* [EXERCISE TASK] Copy every line of the data that includes the string "Ledain".
** START OF DATA TO USE **
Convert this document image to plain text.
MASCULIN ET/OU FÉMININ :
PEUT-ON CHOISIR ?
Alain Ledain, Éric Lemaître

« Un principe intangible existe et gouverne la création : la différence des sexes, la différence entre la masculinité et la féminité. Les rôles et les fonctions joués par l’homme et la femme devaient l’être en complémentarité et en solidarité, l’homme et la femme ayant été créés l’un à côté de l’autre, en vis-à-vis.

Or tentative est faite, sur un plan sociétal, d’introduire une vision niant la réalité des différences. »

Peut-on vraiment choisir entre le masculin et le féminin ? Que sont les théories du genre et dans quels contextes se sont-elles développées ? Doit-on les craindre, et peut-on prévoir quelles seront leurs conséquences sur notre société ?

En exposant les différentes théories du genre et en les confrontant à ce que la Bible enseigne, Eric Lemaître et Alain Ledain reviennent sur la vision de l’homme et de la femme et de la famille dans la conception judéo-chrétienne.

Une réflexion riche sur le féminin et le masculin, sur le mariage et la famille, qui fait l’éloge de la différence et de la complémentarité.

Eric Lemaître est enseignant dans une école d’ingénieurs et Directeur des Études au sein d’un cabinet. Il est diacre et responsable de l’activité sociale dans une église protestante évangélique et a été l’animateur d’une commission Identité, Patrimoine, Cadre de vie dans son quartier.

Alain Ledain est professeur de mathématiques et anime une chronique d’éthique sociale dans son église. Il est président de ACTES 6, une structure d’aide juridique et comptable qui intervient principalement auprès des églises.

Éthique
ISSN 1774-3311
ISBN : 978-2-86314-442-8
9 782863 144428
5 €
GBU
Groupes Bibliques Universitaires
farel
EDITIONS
** END OF DATA TO USE **
* [TASK SOLUTION]
Alain Ledain, Éric Lemaître
En exposant les différentes théories du genre et en les confrontant à ce que la Bible enseigne, Eric Lemaître et Alain Ledain reviennent sur la vision de l’homme et de la femme et de la famille dans la conception judéo-chrétienne.
Alain Ledain est professeur de mathématiques et anime une chronique d’éthique sociale dans son église. Il est président de ACTES 6, une structure d’aide juridique et comptable qui intervient principalement auprès des églises.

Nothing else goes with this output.